**Given task:** Only the lines holding the string "tagu" are needed. Copy each one.

[START OF Provided data]

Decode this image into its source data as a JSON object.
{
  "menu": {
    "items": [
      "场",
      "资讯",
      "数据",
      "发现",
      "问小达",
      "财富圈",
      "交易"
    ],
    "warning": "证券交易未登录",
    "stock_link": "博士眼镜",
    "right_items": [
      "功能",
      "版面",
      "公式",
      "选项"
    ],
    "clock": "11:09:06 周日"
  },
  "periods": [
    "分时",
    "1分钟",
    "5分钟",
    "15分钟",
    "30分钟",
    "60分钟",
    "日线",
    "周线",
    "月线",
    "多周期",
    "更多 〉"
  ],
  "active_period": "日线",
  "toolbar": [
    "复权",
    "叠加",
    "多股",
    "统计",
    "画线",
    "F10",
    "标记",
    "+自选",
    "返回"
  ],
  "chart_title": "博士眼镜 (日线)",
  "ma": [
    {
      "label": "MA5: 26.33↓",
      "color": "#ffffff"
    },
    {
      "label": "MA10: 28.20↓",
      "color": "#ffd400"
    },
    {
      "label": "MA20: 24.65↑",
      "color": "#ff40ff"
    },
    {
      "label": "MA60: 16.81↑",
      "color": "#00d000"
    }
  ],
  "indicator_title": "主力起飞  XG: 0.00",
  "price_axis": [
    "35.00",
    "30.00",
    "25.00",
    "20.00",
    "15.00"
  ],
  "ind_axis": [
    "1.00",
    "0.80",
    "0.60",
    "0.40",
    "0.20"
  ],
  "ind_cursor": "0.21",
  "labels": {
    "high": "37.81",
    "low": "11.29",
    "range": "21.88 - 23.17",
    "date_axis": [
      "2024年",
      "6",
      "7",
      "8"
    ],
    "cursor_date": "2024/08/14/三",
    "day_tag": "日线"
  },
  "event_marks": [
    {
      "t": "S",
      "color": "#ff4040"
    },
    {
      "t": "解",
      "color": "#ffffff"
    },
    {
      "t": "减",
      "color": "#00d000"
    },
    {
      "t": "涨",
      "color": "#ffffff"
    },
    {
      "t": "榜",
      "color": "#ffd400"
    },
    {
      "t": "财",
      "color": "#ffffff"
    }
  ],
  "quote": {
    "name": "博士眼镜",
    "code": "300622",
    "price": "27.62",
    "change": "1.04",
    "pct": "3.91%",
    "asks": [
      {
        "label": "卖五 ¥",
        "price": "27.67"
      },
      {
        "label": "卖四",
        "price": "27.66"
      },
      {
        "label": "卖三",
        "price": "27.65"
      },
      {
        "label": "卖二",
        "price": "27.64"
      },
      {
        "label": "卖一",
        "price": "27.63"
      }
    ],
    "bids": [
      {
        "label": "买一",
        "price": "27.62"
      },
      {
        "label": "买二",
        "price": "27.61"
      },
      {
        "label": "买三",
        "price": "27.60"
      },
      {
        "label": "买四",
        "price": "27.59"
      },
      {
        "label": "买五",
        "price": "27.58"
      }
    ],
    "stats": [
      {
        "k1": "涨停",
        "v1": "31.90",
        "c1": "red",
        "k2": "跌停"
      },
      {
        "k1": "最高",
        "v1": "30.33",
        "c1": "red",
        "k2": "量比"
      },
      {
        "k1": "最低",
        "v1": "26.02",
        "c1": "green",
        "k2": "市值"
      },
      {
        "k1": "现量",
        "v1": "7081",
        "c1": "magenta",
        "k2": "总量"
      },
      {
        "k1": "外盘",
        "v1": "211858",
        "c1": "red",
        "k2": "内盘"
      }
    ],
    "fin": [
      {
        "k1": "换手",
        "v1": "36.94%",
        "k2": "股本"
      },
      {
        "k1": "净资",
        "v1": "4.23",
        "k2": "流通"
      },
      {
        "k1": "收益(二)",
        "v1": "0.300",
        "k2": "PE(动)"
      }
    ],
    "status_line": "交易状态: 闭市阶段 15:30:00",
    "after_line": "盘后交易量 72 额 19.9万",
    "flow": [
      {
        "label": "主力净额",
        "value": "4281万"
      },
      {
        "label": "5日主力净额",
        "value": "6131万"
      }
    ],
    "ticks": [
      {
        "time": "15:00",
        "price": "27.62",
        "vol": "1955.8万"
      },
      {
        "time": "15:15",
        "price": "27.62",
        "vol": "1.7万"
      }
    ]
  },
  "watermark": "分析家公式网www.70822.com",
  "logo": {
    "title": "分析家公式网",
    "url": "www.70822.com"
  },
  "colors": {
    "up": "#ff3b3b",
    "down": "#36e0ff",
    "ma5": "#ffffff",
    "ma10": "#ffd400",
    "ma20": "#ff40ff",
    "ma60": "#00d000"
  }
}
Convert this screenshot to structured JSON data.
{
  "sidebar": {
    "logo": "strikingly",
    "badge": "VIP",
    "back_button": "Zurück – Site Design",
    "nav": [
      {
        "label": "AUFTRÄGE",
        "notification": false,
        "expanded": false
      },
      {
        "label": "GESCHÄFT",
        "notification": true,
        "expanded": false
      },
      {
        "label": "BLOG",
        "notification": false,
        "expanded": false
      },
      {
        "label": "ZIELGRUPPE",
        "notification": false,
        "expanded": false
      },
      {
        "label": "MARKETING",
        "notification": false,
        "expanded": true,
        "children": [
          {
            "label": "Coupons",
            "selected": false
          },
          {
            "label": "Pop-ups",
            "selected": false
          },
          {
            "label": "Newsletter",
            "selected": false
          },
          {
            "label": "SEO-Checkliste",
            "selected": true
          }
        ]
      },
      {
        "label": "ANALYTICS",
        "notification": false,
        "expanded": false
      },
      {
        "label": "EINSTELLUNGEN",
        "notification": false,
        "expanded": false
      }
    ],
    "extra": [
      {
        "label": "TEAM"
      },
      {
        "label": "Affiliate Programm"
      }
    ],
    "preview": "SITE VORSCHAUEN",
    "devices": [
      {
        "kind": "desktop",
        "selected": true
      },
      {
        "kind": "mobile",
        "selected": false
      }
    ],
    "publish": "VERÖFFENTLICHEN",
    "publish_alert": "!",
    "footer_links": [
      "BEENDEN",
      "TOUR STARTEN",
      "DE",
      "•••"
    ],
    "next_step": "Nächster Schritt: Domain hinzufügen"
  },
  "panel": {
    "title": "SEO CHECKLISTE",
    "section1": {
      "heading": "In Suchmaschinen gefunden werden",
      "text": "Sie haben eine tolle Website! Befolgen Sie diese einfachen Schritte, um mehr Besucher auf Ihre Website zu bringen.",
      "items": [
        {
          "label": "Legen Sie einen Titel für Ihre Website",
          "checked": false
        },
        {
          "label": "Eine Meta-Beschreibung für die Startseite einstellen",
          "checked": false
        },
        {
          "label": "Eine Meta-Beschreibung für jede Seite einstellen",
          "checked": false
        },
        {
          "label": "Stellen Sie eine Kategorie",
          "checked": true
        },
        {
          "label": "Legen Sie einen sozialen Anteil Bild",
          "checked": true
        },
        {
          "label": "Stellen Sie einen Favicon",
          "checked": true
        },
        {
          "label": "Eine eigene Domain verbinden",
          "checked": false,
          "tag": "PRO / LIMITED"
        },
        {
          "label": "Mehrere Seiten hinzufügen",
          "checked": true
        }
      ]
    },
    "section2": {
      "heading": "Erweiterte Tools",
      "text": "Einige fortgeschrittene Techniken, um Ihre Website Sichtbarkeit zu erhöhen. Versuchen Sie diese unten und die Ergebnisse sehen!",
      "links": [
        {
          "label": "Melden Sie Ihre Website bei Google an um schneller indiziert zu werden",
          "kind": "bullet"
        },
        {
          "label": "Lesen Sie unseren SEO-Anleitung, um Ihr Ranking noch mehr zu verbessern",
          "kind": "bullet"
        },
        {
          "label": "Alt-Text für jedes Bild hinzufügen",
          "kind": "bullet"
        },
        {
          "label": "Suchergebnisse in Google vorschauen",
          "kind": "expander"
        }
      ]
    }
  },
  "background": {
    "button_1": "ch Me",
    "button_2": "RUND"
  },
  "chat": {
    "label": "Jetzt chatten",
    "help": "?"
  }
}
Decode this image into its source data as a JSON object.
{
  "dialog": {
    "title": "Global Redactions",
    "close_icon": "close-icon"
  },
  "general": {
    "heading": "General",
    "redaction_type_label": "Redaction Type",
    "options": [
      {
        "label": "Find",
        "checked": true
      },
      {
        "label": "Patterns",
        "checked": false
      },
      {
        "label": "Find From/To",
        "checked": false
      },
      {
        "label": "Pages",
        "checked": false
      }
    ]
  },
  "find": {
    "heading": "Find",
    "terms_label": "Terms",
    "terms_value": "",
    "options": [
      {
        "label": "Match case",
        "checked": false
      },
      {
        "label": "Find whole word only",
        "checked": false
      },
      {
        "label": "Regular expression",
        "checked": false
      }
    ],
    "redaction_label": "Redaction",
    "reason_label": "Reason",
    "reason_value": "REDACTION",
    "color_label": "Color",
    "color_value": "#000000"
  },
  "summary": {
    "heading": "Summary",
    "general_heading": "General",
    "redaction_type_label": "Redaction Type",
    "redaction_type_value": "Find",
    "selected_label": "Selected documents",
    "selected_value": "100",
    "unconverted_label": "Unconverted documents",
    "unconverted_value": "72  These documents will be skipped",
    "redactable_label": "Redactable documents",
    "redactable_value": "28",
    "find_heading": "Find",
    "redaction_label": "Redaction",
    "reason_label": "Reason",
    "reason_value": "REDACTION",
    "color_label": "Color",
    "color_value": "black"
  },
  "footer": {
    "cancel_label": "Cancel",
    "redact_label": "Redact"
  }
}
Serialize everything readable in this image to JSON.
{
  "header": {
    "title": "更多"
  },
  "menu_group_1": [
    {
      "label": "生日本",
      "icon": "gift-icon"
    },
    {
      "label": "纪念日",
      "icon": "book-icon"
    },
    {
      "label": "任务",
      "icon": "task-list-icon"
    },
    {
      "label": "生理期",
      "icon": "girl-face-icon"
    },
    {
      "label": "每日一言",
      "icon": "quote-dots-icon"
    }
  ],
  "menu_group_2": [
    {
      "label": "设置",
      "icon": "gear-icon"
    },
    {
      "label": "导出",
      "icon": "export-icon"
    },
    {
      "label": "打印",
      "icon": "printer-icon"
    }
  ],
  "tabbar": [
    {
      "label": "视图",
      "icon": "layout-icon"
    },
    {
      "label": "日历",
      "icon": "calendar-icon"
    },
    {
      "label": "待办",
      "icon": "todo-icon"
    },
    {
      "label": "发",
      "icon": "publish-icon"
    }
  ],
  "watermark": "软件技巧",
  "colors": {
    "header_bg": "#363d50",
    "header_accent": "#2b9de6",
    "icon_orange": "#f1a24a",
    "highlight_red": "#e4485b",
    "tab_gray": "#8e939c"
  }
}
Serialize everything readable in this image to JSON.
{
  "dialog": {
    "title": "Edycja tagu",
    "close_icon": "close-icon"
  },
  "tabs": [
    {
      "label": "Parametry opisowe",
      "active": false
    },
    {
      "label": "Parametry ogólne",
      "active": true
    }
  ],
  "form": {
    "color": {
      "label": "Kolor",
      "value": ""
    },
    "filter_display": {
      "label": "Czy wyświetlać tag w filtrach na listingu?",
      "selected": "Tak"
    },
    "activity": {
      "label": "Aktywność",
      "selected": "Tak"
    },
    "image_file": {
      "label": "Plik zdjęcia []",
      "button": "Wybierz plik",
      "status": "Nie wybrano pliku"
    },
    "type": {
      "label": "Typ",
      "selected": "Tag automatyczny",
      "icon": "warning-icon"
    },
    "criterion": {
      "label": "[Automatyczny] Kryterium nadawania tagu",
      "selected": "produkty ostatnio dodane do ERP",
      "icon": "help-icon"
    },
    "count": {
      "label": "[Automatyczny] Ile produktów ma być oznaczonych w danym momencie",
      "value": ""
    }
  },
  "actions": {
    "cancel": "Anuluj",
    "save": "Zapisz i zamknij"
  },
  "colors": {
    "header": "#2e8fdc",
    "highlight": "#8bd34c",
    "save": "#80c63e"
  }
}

[END OF Provided data]

**Reply:**
    "title": "Edycja tagu",
      "label": "[Automatyczny] Kryterium nadawania tagu",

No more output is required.